Write out the entire listing below exactly as it appears, minus any pictures.

** start of Record set **

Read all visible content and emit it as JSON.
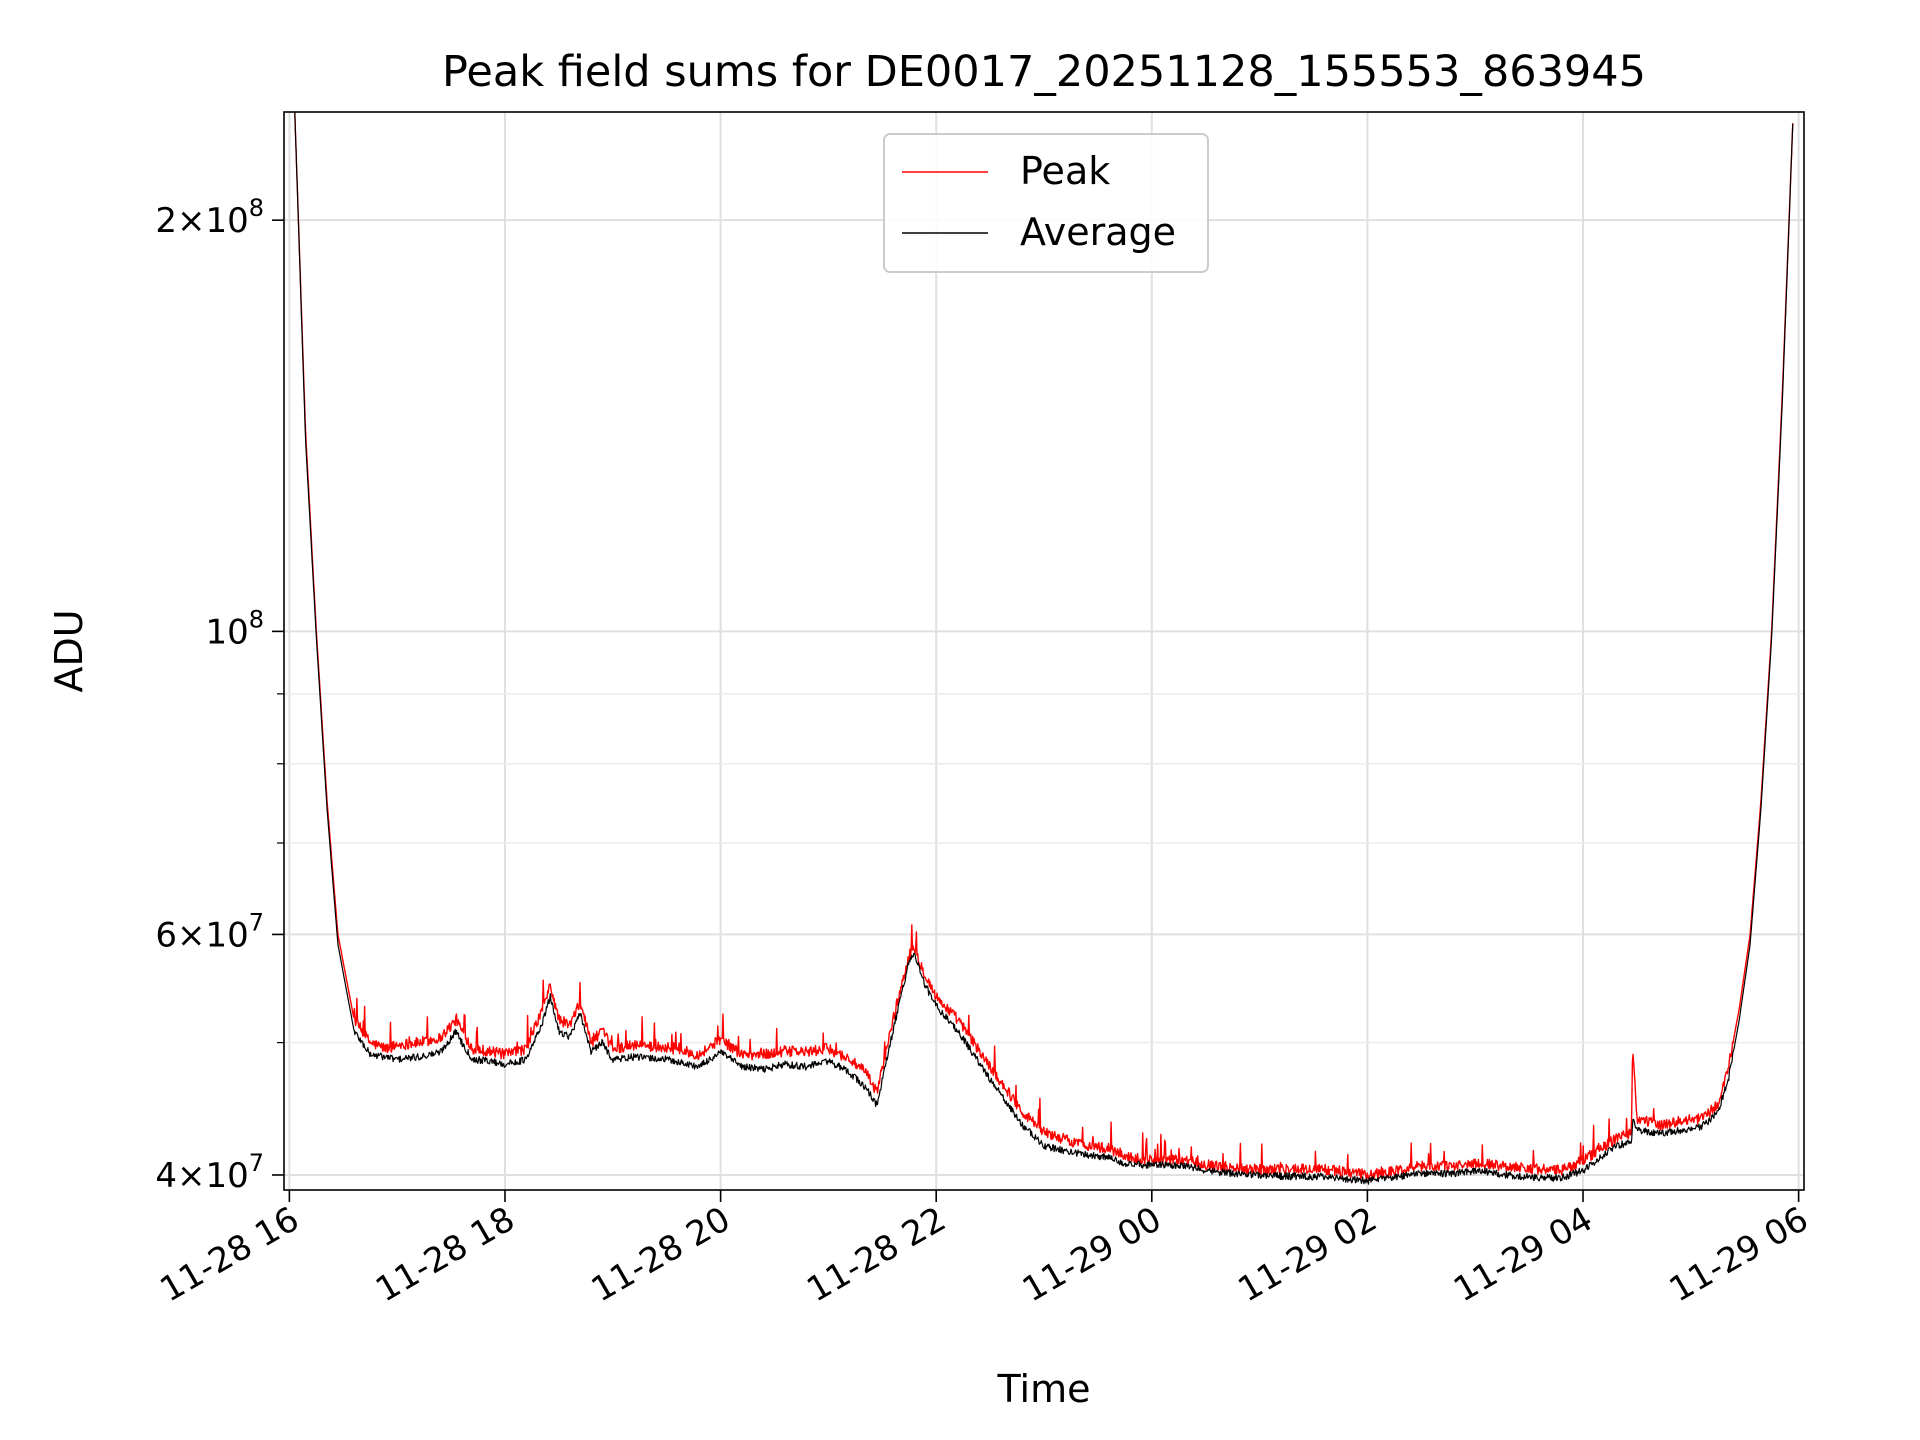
{
  "chart_data": {
    "type": "line",
    "title": "Peak field sums for DE0017_20251128_155553_863945",
    "xlabel": "Time",
    "ylabel": "ADU",
    "yscale": "log",
    "xlim_hours": [
      15.95,
      30.05
    ],
    "ylim": [
      39000000,
      240000000
    ],
    "grid": true,
    "legend_position": "upper center",
    "x_ticks": [
      {
        "hour": 16,
        "label": "11-28 16"
      },
      {
        "hour": 18,
        "label": "11-28 18"
      },
      {
        "hour": 20,
        "label": "11-28 20"
      },
      {
        "hour": 22,
        "label": "11-28 22"
      },
      {
        "hour": 24,
        "label": "11-29 00"
      },
      {
        "hour": 26,
        "label": "11-29 02"
      },
      {
        "hour": 28,
        "label": "11-29 04"
      },
      {
        "hour": 30,
        "label": "11-29 06"
      }
    ],
    "y_ticks": [
      {
        "value": 40000000,
        "mantissa": "4",
        "exp": "7"
      },
      {
        "value": 60000000,
        "mantissa": "6",
        "exp": "7"
      },
      {
        "value": 100000000,
        "mantissa": "",
        "exp": "8"
      },
      {
        "value": 200000000,
        "mantissa": "2",
        "exp": "8"
      }
    ],
    "y_minor_ticks": [
      50000000,
      70000000,
      80000000,
      90000000
    ],
    "series": [
      {
        "name": "Peak",
        "color": "#ff0000",
        "x_hours": [
          16.05,
          16.15,
          16.25,
          16.35,
          16.45,
          16.6,
          16.75,
          16.9,
          17.0,
          17.2,
          17.4,
          17.55,
          17.6,
          17.7,
          17.85,
          18.0,
          18.2,
          18.35,
          18.42,
          18.5,
          18.6,
          18.7,
          18.8,
          18.9,
          19.0,
          19.2,
          19.5,
          19.8,
          20.0,
          20.2,
          20.4,
          20.6,
          20.8,
          21.0,
          21.2,
          21.35,
          21.45,
          21.6,
          21.75,
          21.8,
          21.9,
          22.0,
          22.2,
          22.5,
          22.8,
          23.0,
          23.3,
          23.6,
          23.8,
          24.0,
          24.3,
          24.6,
          25.0,
          25.3,
          25.6,
          26.0,
          26.2,
          26.5,
          26.8,
          27.0,
          27.3,
          27.6,
          27.8,
          28.0,
          28.2,
          28.3,
          28.45,
          28.46,
          28.5,
          28.7,
          28.9,
          29.1,
          29.25,
          29.35,
          29.45,
          29.55,
          29.65,
          29.75,
          29.85,
          29.95
        ],
        "values": [
          240000000,
          140000000,
          100000000,
          75000000,
          60000000,
          52000000,
          50000000,
          49500000,
          49800000,
          50000000,
          50400000,
          52000000,
          51000000,
          49500000,
          49300000,
          49000000,
          49500000,
          53000000,
          55000000,
          52000000,
          51500000,
          53500000,
          50000000,
          51000000,
          49500000,
          49800000,
          49600000,
          49000000,
          50300000,
          49000000,
          49000000,
          49300000,
          49200000,
          49500000,
          48600000,
          47500000,
          46000000,
          52000000,
          58000000,
          58500000,
          56000000,
          54000000,
          52000000,
          48000000,
          44500000,
          43000000,
          42200000,
          41800000,
          41200000,
          41000000,
          41000000,
          40600000,
          40400000,
          40400000,
          40400000,
          40000000,
          40200000,
          40600000,
          40600000,
          40800000,
          40600000,
          40400000,
          40300000,
          41000000,
          42000000,
          42500000,
          43000000,
          50000000,
          44000000,
          43500000,
          43800000,
          44000000,
          45000000,
          48000000,
          53000000,
          60000000,
          75000000,
          100000000,
          150000000,
          240000000
        ]
      },
      {
        "name": "Average",
        "color": "#000000",
        "x_hours": [
          16.05,
          16.15,
          16.25,
          16.35,
          16.45,
          16.6,
          16.75,
          16.9,
          17.0,
          17.2,
          17.4,
          17.55,
          17.6,
          17.7,
          17.85,
          18.0,
          18.2,
          18.35,
          18.42,
          18.5,
          18.6,
          18.7,
          18.8,
          18.9,
          19.0,
          19.2,
          19.5,
          19.8,
          20.0,
          20.2,
          20.4,
          20.6,
          20.8,
          21.0,
          21.2,
          21.35,
          21.45,
          21.6,
          21.75,
          21.8,
          21.9,
          22.0,
          22.2,
          22.5,
          22.8,
          23.0,
          23.3,
          23.6,
          23.8,
          24.0,
          24.3,
          24.6,
          25.0,
          25.3,
          25.6,
          26.0,
          26.2,
          26.5,
          26.8,
          27.0,
          27.3,
          27.6,
          27.8,
          28.0,
          28.2,
          28.3,
          28.45,
          28.46,
          28.5,
          28.7,
          28.9,
          29.1,
          29.25,
          29.35,
          29.45,
          29.55,
          29.65,
          29.75,
          29.85,
          29.95
        ],
        "values": [
          240000000,
          138000000,
          99000000,
          74000000,
          59000000,
          51000000,
          49000000,
          48800000,
          48600000,
          48800000,
          49200000,
          51000000,
          50000000,
          48600000,
          48500000,
          48200000,
          48600000,
          51800000,
          54000000,
          51000000,
          50500000,
          52500000,
          49200000,
          50000000,
          48600000,
          48800000,
          48600000,
          48000000,
          49200000,
          48000000,
          47800000,
          48200000,
          48000000,
          48500000,
          47500000,
          46300000,
          45000000,
          51000000,
          57500000,
          58000000,
          55000000,
          53200000,
          51000000,
          47000000,
          43500000,
          42000000,
          41500000,
          41200000,
          40700000,
          40700000,
          40600000,
          40200000,
          40000000,
          39900000,
          39900000,
          39600000,
          39800000,
          40100000,
          40100000,
          40300000,
          40000000,
          39800000,
          39800000,
          40300000,
          41400000,
          42000000,
          42300000,
          44000000,
          43200000,
          42900000,
          43100000,
          43400000,
          44400000,
          47000000,
          52000000,
          59000000,
          74000000,
          99000000,
          148000000,
          240000000
        ]
      }
    ]
  }
}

** end of Record set **

## The solution
Read all visible content and emit it as JSON.
{
  "chart_data": {
    "type": "line",
    "title": "Peak field sums for DE0017_20251128_155553_863945",
    "xlabel": "Time",
    "ylabel": "ADU",
    "yscale": "log",
    "xlim_hours": [
      15.95,
      30.05
    ],
    "ylim": [
      39000000,
      240000000
    ],
    "grid": true,
    "legend_position": "upper center",
    "x_ticks": [
      {
        "hour": 16,
        "label": "11-28 16"
      },
      {
        "hour": 18,
        "label": "11-28 18"
      },
      {
        "hour": 20,
        "label": "11-28 20"
      },
      {
        "hour": 22,
        "label": "11-28 22"
      },
      {
        "hour": 24,
        "label": "11-29 00"
      },
      {
        "hour": 26,
        "label": "11-29 02"
      },
      {
        "hour": 28,
        "label": "11-29 04"
      },
      {
        "hour": 30,
        "label": "11-29 06"
      }
    ],
    "y_ticks": [
      {
        "value": 40000000,
        "mantissa": "4",
        "exp": "7"
      },
      {
        "value": 60000000,
        "mantissa": "6",
        "exp": "7"
      },
      {
        "value": 100000000,
        "mantissa": "",
        "exp": "8"
      },
      {
        "value": 200000000,
        "mantissa": "2",
        "exp": "8"
      }
    ],
    "y_minor_ticks": [
      50000000,
      70000000,
      80000000,
      90000000
    ],
    "series": [
      {
        "name": "Peak",
        "color": "#ff0000",
        "x_hours": [
          16.05,
          16.15,
          16.25,
          16.35,
          16.45,
          16.6,
          16.75,
          16.9,
          17.0,
          17.2,
          17.4,
          17.55,
          17.6,
          17.7,
          17.85,
          18.0,
          18.2,
          18.35,
          18.42,
          18.5,
          18.6,
          18.7,
          18.8,
          18.9,
          19.0,
          19.2,
          19.5,
          19.8,
          20.0,
          20.2,
          20.4,
          20.6,
          20.8,
          21.0,
          21.2,
          21.35,
          21.45,
          21.6,
          21.75,
          21.8,
          21.9,
          22.0,
          22.2,
          22.5,
          22.8,
          23.0,
          23.3,
          23.6,
          23.8,
          24.0,
          24.3,
          24.6,
          25.0,
          25.3,
          25.6,
          26.0,
          26.2,
          26.5,
          26.8,
          27.0,
          27.3,
          27.6,
          27.8,
          28.0,
          28.2,
          28.3,
          28.45,
          28.46,
          28.5,
          28.7,
          28.9,
          29.1,
          29.25,
          29.35,
          29.45,
          29.55,
          29.65,
          29.75,
          29.85,
          29.95
        ],
        "values": [
          240000000,
          140000000,
          100000000,
          75000000,
          60000000,
          52000000,
          50000000,
          49500000,
          49800000,
          50000000,
          50400000,
          52000000,
          51000000,
          49500000,
          49300000,
          49000000,
          49500000,
          53000000,
          55000000,
          52000000,
          51500000,
          53500000,
          50000000,
          51000000,
          49500000,
          49800000,
          49600000,
          49000000,
          50300000,
          49000000,
          49000000,
          49300000,
          49200000,
          49500000,
          48600000,
          47500000,
          46000000,
          52000000,
          58000000,
          58500000,
          56000000,
          54000000,
          52000000,
          48000000,
          44500000,
          43000000,
          42200000,
          41800000,
          41200000,
          41000000,
          41000000,
          40600000,
          40400000,
          40400000,
          40400000,
          40000000,
          40200000,
          40600000,
          40600000,
          40800000,
          40600000,
          40400000,
          40300000,
          41000000,
          42000000,
          42500000,
          43000000,
          50000000,
          44000000,
          43500000,
          43800000,
          44000000,
          45000000,
          48000000,
          53000000,
          60000000,
          75000000,
          100000000,
          150000000,
          240000000
        ]
      },
      {
        "name": "Average",
        "color": "#000000",
        "x_hours": [
          16.05,
          16.15,
          16.25,
          16.35,
          16.45,
          16.6,
          16.75,
          16.9,
          17.0,
          17.2,
          17.4,
          17.55,
          17.6,
          17.7,
          17.85,
          18.0,
          18.2,
          18.35,
          18.42,
          18.5,
          18.6,
          18.7,
          18.8,
          18.9,
          19.0,
          19.2,
          19.5,
          19.8,
          20.0,
          20.2,
          20.4,
          20.6,
          20.8,
          21.0,
          21.2,
          21.35,
          21.45,
          21.6,
          21.75,
          21.8,
          21.9,
          22.0,
          22.2,
          22.5,
          22.8,
          23.0,
          23.3,
          23.6,
          23.8,
          24.0,
          24.3,
          24.6,
          25.0,
          25.3,
          25.6,
          26.0,
          26.2,
          26.5,
          26.8,
          27.0,
          27.3,
          27.6,
          27.8,
          28.0,
          28.2,
          28.3,
          28.45,
          28.46,
          28.5,
          28.7,
          28.9,
          29.1,
          29.25,
          29.35,
          29.45,
          29.55,
          29.65,
          29.75,
          29.85,
          29.95
        ],
        "values": [
          240000000,
          138000000,
          99000000,
          74000000,
          59000000,
          51000000,
          49000000,
          48800000,
          48600000,
          48800000,
          49200000,
          51000000,
          50000000,
          48600000,
          48500000,
          48200000,
          48600000,
          51800000,
          54000000,
          51000000,
          50500000,
          52500000,
          49200000,
          50000000,
          48600000,
          48800000,
          48600000,
          48000000,
          49200000,
          48000000,
          47800000,
          48200000,
          48000000,
          48500000,
          47500000,
          46300000,
          45000000,
          51000000,
          57500000,
          58000000,
          55000000,
          53200000,
          51000000,
          47000000,
          43500000,
          42000000,
          41500000,
          41200000,
          40700000,
          40700000,
          40600000,
          40200000,
          40000000,
          39900000,
          39900000,
          39600000,
          39800000,
          40100000,
          40100000,
          40300000,
          40000000,
          39800000,
          39800000,
          40300000,
          41400000,
          42000000,
          42300000,
          44000000,
          43200000,
          42900000,
          43100000,
          43400000,
          44400000,
          47000000,
          52000000,
          59000000,
          74000000,
          99000000,
          148000000,
          240000000
        ]
      }
    ]
  }
}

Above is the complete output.